Reproduce every entry exactly as shown.

_Data for processing_:
>> Start

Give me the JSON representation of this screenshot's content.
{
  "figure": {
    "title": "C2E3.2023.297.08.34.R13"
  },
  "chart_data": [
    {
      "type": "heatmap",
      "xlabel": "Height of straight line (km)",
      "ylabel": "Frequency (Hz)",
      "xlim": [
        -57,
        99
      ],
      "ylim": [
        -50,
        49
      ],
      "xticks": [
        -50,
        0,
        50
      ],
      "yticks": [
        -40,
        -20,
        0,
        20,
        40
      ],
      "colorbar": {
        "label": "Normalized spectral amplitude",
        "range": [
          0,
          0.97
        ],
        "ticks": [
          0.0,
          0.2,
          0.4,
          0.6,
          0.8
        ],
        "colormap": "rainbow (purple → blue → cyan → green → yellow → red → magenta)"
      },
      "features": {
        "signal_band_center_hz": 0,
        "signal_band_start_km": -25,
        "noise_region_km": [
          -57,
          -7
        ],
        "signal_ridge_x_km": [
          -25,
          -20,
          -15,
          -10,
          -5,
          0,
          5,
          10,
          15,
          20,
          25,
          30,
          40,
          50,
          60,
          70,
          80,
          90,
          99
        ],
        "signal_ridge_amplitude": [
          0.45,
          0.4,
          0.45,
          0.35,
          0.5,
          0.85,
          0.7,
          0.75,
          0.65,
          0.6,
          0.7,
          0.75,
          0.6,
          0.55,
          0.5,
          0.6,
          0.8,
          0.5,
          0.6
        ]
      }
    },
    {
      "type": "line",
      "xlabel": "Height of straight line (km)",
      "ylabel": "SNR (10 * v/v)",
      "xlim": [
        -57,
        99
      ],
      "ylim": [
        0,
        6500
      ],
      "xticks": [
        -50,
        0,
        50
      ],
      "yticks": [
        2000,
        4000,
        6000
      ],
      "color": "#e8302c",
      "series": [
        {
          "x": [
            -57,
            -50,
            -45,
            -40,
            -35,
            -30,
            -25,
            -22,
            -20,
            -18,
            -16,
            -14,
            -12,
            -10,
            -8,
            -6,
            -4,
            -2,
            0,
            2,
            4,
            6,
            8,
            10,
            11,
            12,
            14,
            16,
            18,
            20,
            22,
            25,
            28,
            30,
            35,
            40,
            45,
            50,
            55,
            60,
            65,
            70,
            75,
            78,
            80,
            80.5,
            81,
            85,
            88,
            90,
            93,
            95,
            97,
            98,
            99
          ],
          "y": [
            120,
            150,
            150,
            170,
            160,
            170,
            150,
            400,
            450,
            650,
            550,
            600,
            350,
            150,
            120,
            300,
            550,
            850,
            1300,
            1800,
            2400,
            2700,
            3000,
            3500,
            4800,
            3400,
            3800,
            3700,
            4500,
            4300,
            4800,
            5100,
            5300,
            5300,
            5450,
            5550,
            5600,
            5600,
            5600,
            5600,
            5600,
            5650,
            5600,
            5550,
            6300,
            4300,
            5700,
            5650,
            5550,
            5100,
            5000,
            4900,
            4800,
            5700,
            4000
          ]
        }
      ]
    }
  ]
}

>> End

_The response_:
Give me the JSON representation of this screenshot's content.
{
  "figure": {
    "title": "C2E3.2023.297.08.34.R13"
  },
  "chart_data": [
    {
      "type": "heatmap",
      "xlabel": "Height of straight line (km)",
      "ylabel": "Frequency (Hz)",
      "xlim": [
        -57,
        99
      ],
      "ylim": [
        -50,
        49
      ],
      "xticks": [
        -50,
        0,
        50
      ],
      "yticks": [
        -40,
        -20,
        0,
        20,
        40
      ],
      "colorbar": {
        "label": "Normalized spectral amplitude",
        "range": [
          0,
          0.97
        ],
        "ticks": [
          0.0,
          0.2,
          0.4,
          0.6,
          0.8
        ],
        "colormap": "rainbow (purple → blue → cyan → green → yellow → red → magenta)"
      },
      "features": {
        "signal_band_center_hz": 0,
        "signal_band_start_km": -25,
        "noise_region_km": [
          -57,
          -7
        ],
        "signal_ridge_x_km": [
          -25,
          -20,
          -15,
          -10,
          -5,
          0,
          5,
          10,
          15,
          20,
          25,
          30,
          40,
          50,
          60,
          70,
          80,
          90,
          99
        ],
        "signal_ridge_amplitude": [
          0.45,
          0.4,
          0.45,
          0.35,
          0.5,
          0.85,
          0.7,
          0.75,
          0.65,
          0.6,
          0.7,
          0.75,
          0.6,
          0.55,
          0.5,
          0.6,
          0.8,
          0.5,
          0.6
        ]
      }
    },
    {
      "type": "line",
      "xlabel": "Height of straight line (km)",
      "ylabel": "SNR (10 * v/v)",
      "xlim": [
        -57,
        99
      ],
      "ylim": [
        0,
        6500
      ],
      "xticks": [
        -50,
        0,
        50
      ],
      "yticks": [
        2000,
        4000,
        6000
      ],
      "color": "#e8302c",
      "series": [
        {
          "x": [
            -57,
            -50,
            -45,
            -40,
            -35,
            -30,
            -25,
            -22,
            -20,
            -18,
            -16,
            -14,
            -12,
            -10,
            -8,
            -6,
            -4,
            -2,
            0,
            2,
            4,
            6,
            8,
            10,
            11,
            12,
            14,
            16,
            18,
            20,
            22,
            25,
            28,
            30,
            35,
            40,
            45,
            50,
            55,
            60,
            65,
            70,
            75,
            78,
            80,
            80.5,
            81,
            85,
            88,
            90,
            93,
            95,
            97,
            98,
            99
          ],
          "y": [
            120,
            150,
            150,
            170,
            160,
            170,
            150,
            400,
            450,
            650,
            550,
            600,
            350,
            150,
            120,
            300,
            550,
            850,
            1300,
            1800,
            2400,
            2700,
            3000,
            3500,
            4800,
            3400,
            3800,
            3700,
            4500,
            4300,
            4800,
            5100,
            5300,
            5300,
            5450,
            5550,
            5600,
            5600,
            5600,
            5600,
            5600,
            5650,
            5600,
            5550,
            6300,
            4300,
            5700,
            5650,
            5550,
            5100,
            5000,
            4900,
            4800,
            5700,
            4000
          ]
        }
      ]
    }
  ]
}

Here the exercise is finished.